### [SHORT PROBLEM]
Below are some records; give them all again exactly, but not the pictures.

### [AVAILABLE RECORDS]
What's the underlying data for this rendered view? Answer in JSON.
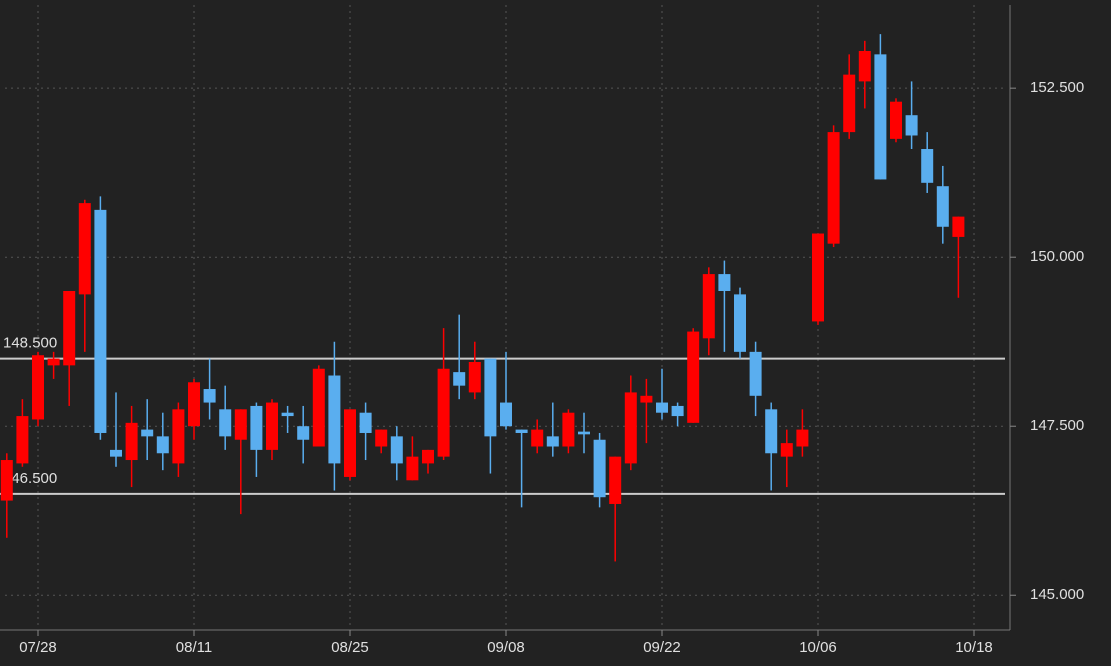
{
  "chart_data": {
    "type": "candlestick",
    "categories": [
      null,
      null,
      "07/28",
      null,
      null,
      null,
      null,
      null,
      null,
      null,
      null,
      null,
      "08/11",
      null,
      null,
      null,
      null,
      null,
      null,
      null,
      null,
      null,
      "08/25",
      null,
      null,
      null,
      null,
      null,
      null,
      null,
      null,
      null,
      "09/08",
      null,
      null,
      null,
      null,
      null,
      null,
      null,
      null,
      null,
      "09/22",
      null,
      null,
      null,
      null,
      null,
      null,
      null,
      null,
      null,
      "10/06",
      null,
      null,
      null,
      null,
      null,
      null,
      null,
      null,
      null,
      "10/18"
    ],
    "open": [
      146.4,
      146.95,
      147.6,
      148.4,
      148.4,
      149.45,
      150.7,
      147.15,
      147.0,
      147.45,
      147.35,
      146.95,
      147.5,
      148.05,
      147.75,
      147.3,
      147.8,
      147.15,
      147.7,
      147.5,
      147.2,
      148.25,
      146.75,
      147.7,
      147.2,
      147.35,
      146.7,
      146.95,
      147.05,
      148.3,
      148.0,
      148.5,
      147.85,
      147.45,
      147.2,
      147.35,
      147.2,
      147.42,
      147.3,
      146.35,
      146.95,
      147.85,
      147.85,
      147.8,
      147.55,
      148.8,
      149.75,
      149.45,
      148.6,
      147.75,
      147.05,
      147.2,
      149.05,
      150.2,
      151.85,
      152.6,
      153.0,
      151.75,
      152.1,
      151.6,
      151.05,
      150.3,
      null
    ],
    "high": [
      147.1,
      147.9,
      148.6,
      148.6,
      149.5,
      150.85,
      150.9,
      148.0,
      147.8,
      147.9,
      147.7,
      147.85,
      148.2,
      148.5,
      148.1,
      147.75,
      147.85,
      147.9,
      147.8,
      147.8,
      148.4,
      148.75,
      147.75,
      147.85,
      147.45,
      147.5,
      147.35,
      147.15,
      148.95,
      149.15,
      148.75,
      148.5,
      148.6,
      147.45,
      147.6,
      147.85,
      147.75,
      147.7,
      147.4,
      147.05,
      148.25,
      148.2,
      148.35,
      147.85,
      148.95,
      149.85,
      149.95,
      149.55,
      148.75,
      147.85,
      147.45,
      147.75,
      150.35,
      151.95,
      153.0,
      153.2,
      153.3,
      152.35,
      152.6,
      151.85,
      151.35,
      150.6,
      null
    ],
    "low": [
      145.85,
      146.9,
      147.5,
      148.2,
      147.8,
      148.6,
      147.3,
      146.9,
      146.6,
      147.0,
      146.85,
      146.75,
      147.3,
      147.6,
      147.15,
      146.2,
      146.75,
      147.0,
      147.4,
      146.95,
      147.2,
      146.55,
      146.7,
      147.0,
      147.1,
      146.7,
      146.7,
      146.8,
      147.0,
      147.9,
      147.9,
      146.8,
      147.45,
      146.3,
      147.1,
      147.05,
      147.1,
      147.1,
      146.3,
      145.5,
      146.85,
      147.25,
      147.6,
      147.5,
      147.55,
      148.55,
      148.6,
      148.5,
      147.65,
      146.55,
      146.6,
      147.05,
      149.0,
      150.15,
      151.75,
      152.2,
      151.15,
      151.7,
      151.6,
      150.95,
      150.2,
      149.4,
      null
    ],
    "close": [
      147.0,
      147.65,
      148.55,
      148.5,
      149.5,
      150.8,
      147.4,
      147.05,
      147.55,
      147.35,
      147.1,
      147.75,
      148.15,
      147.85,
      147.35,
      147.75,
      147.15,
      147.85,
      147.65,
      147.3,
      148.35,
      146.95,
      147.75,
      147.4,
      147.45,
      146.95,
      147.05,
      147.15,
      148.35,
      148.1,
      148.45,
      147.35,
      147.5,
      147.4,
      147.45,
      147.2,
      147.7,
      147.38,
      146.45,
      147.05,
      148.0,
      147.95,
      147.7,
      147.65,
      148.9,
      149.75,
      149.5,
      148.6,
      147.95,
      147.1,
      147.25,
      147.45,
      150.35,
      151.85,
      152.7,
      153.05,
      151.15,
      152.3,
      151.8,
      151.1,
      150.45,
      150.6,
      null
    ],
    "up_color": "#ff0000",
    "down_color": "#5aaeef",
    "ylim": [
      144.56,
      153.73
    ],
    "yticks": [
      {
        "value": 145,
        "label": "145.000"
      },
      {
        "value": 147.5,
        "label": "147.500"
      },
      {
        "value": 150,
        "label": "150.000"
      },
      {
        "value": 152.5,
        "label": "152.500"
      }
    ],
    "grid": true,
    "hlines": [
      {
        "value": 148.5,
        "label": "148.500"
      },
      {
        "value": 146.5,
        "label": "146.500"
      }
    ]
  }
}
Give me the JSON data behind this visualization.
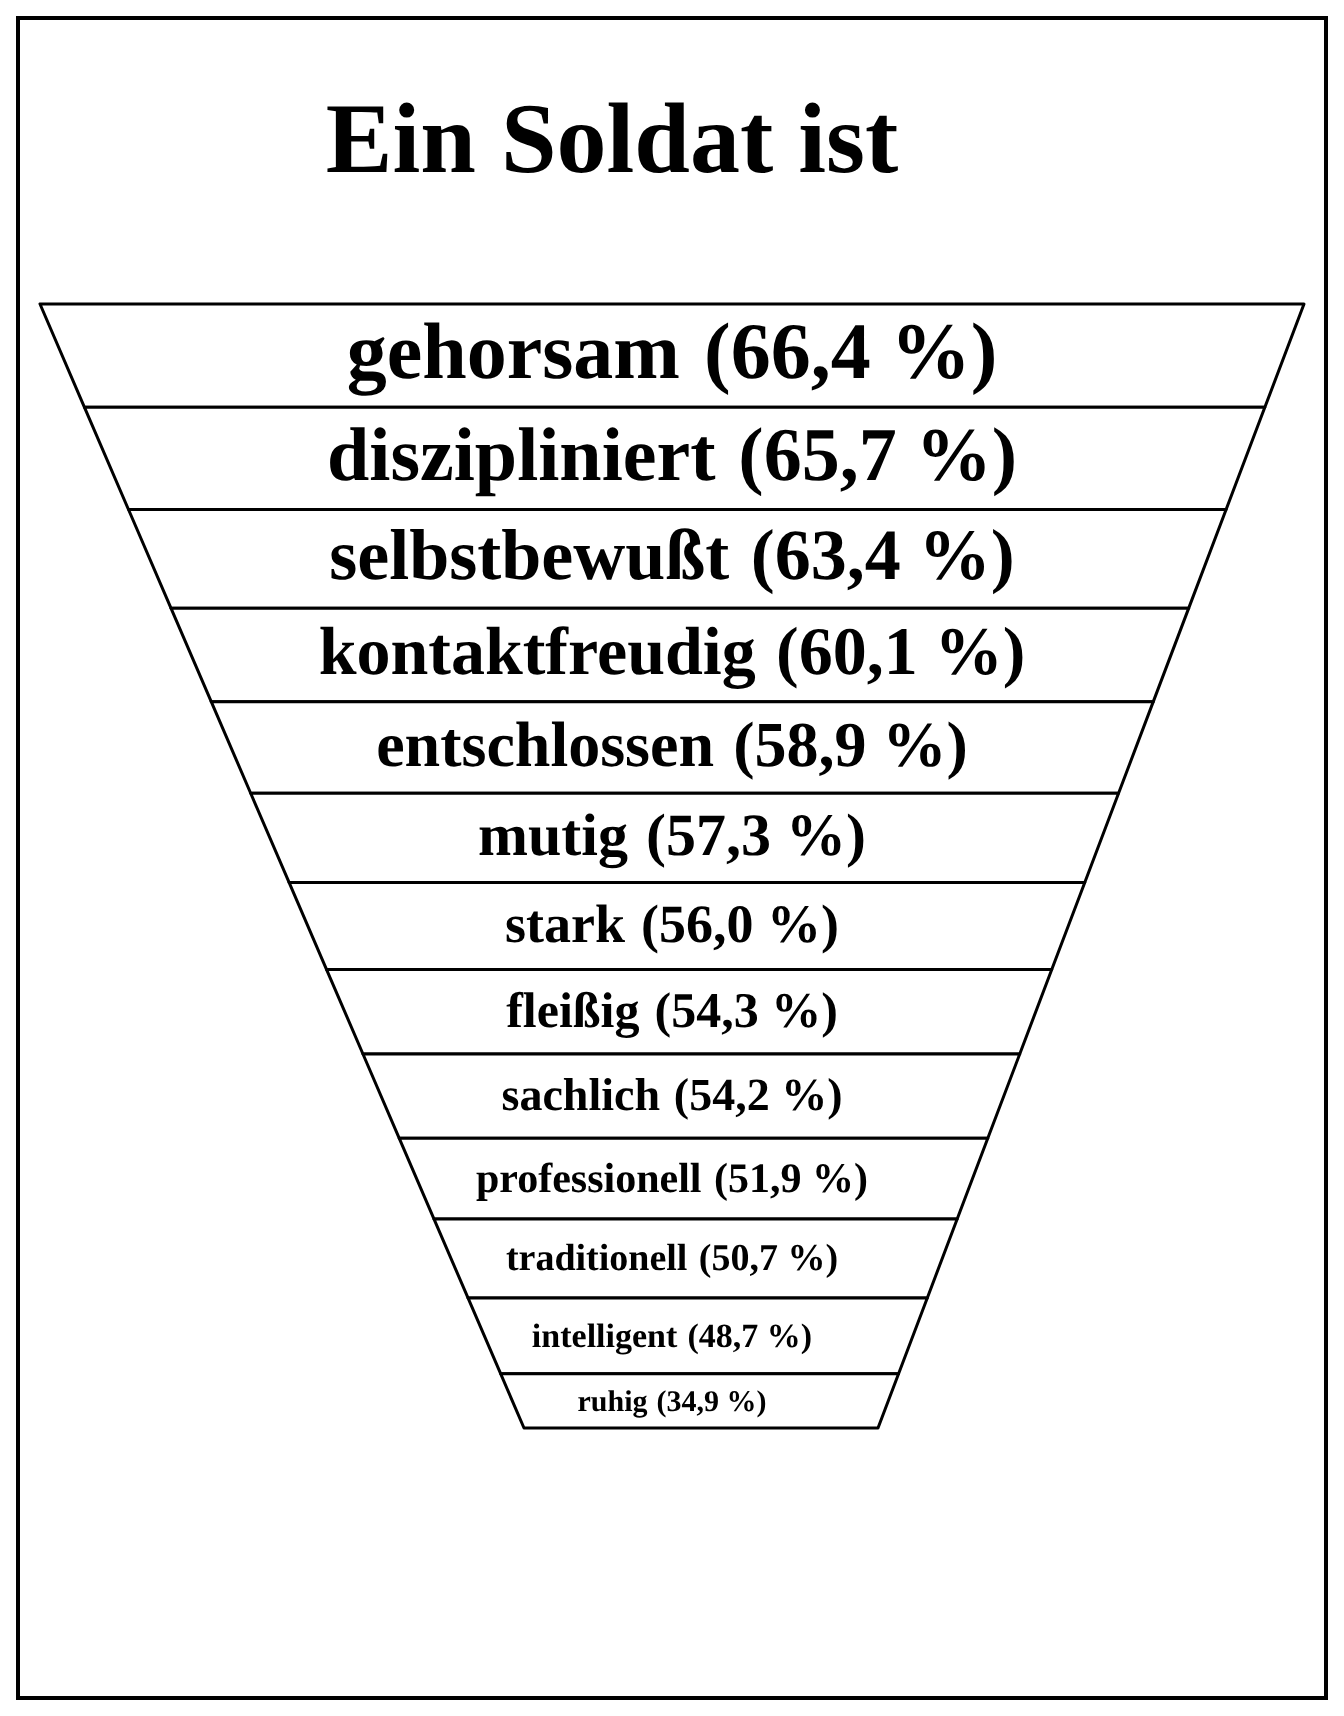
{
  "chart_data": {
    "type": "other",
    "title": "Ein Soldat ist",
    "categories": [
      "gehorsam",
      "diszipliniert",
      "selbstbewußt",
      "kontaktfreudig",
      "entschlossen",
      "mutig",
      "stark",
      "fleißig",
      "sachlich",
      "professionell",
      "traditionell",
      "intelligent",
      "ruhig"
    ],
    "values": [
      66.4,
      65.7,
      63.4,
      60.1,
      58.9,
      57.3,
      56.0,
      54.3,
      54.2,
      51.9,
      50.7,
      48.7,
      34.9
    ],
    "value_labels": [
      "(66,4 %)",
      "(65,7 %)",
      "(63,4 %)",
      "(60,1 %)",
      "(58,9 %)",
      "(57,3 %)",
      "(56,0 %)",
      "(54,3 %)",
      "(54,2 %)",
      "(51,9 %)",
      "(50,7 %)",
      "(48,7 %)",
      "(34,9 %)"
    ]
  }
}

### [WRITTEN ANSWER]
What's the underlying data for this rendered view? Answer in JSON.
{
  "chart_data": {
    "type": "candlestick",
    "categories": [
      null,
      null,
      "07/28",
      null,
      null,
      null,
      null,
      null,
      null,
      null,
      null,
      null,
      "08/11",
      null,
      null,
      null,
      null,
      null,
      null,
      null,
      null,
      null,
      "08/25",
      null,
      null,
      null,
      null,
      null,
      null,
      null,
      null,
      null,
      "09/08",
      null,
      null,
      null,
      null,
      null,
      null,
      null,
      null,
      null,
      "09/22",
      null,
      null,
      null,
      null,
      null,
      null,
      null,
      null,
      null,
      "10/06",
      null,
      null,
      null,
      null,
      null,
      null,
      null,
      null,
      null,
      "10/18"
    ],
    "open": [
      146.4,
      146.95,
      147.6,
      148.4,
      148.4,
      149.45,
      150.7,
      147.15,
      147.0,
      147.45,
      147.35,
      146.95,
      147.5,
      148.05,
      147.75,
      147.3,
      147.8,
      147.15,
      147.7,
      147.5,
      147.2,
      148.25,
      146.75,
      147.7,
      147.2,
      147.35,
      146.7,
      146.95,
      147.05,
      148.3,
      148.0,
      148.5,
      147.85,
      147.45,
      147.2,
      147.35,
      147.2,
      147.42,
      147.3,
      146.35,
      146.95,
      147.85,
      147.85,
      147.8,
      147.55,
      148.8,
      149.75,
      149.45,
      148.6,
      147.75,
      147.05,
      147.2,
      149.05,
      150.2,
      151.85,
      152.6,
      153.0,
      151.75,
      152.1,
      151.6,
      151.05,
      150.3,
      null
    ],
    "high": [
      147.1,
      147.9,
      148.6,
      148.6,
      149.5,
      150.85,
      150.9,
      148.0,
      147.8,
      147.9,
      147.7,
      147.85,
      148.2,
      148.5,
      148.1,
      147.75,
      147.85,
      147.9,
      147.8,
      147.8,
      148.4,
      148.75,
      147.75,
      147.85,
      147.45,
      147.5,
      147.35,
      147.15,
      148.95,
      149.15,
      148.75,
      148.5,
      148.6,
      147.45,
      147.6,
      147.85,
      147.75,
      147.7,
      147.4,
      147.05,
      148.25,
      148.2,
      148.35,
      147.85,
      148.95,
      149.85,
      149.95,
      149.55,
      148.75,
      147.85,
      147.45,
      147.75,
      150.35,
      151.95,
      153.0,
      153.2,
      153.3,
      152.35,
      152.6,
      151.85,
      151.35,
      150.6,
      null
    ],
    "low": [
      145.85,
      146.9,
      147.5,
      148.2,
      147.8,
      148.6,
      147.3,
      146.9,
      146.6,
      147.0,
      146.85,
      146.75,
      147.3,
      147.6,
      147.15,
      146.2,
      146.75,
      147.0,
      147.4,
      146.95,
      147.2,
      146.55,
      146.7,
      147.0,
      147.1,
      146.7,
      146.7,
      146.8,
      147.0,
      147.9,
      147.9,
      146.8,
      147.45,
      146.3,
      147.1,
      147.05,
      147.1,
      147.1,
      146.3,
      145.5,
      146.85,
      147.25,
      147.6,
      147.5,
      147.55,
      148.55,
      148.6,
      148.5,
      147.65,
      146.55,
      146.6,
      147.05,
      149.0,
      150.15,
      151.75,
      152.2,
      151.15,
      151.7,
      151.6,
      150.95,
      150.2,
      149.4,
      null
    ],
    "close": [
      147.0,
      147.65,
      148.55,
      148.5,
      149.5,
      150.8,
      147.4,
      147.05,
      147.55,
      147.35,
      147.1,
      147.75,
      148.15,
      147.85,
      147.35,
      147.75,
      147.15,
      147.85,
      147.65,
      147.3,
      148.35,
      146.95,
      147.75,
      147.4,
      147.45,
      146.95,
      147.05,
      147.15,
      148.35,
      148.1,
      148.45,
      147.35,
      147.5,
      147.4,
      147.45,
      147.2,
      147.7,
      147.38,
      146.45,
      147.05,
      148.0,
      147.95,
      147.7,
      147.65,
      148.9,
      149.75,
      149.5,
      148.6,
      147.95,
      147.1,
      147.25,
      147.45,
      150.35,
      151.85,
      152.7,
      153.05,
      151.15,
      152.3,
      151.8,
      151.1,
      150.45,
      150.6,
      null
    ],
    "up_color": "#ff0000",
    "down_color": "#5aaeef",
    "ylim": [
      144.56,
      153.73
    ],
    "yticks": [
      {
        "value": 145,
        "label": "145.000"
      },
      {
        "value": 147.5,
        "label": "147.500"
      },
      {
        "value": 150,
        "label": "150.000"
      },
      {
        "value": 152.5,
        "label": "152.500"
      }
    ],
    "grid": true,
    "hlines": [
      {
        "value": 148.5,
        "label": "148.500"
      },
      {
        "value": 146.5,
        "label": "146.500"
      }
    ]
  }
}
Give me the JSON data behind this visualization.
{
  "chart_data": {
    "type": "other",
    "title": "Ein Soldat ist",
    "categories": [
      "gehorsam",
      "diszipliniert",
      "selbstbewußt",
      "kontaktfreudig",
      "entschlossen",
      "mutig",
      "stark",
      "fleißig",
      "sachlich",
      "professionell",
      "traditionell",
      "intelligent",
      "ruhig"
    ],
    "values": [
      66.4,
      65.7,
      63.4,
      60.1,
      58.9,
      57.3,
      56.0,
      54.3,
      54.2,
      51.9,
      50.7,
      48.7,
      34.9
    ],
    "value_labels": [
      "(66,4 %)",
      "(65,7 %)",
      "(63,4 %)",
      "(60,1 %)",
      "(58,9 %)",
      "(57,3 %)",
      "(56,0 %)",
      "(54,3 %)",
      "(54,2 %)",
      "(51,9 %)",
      "(50,7 %)",
      "(48,7 %)",
      "(34,9 %)"
    ]
  }
}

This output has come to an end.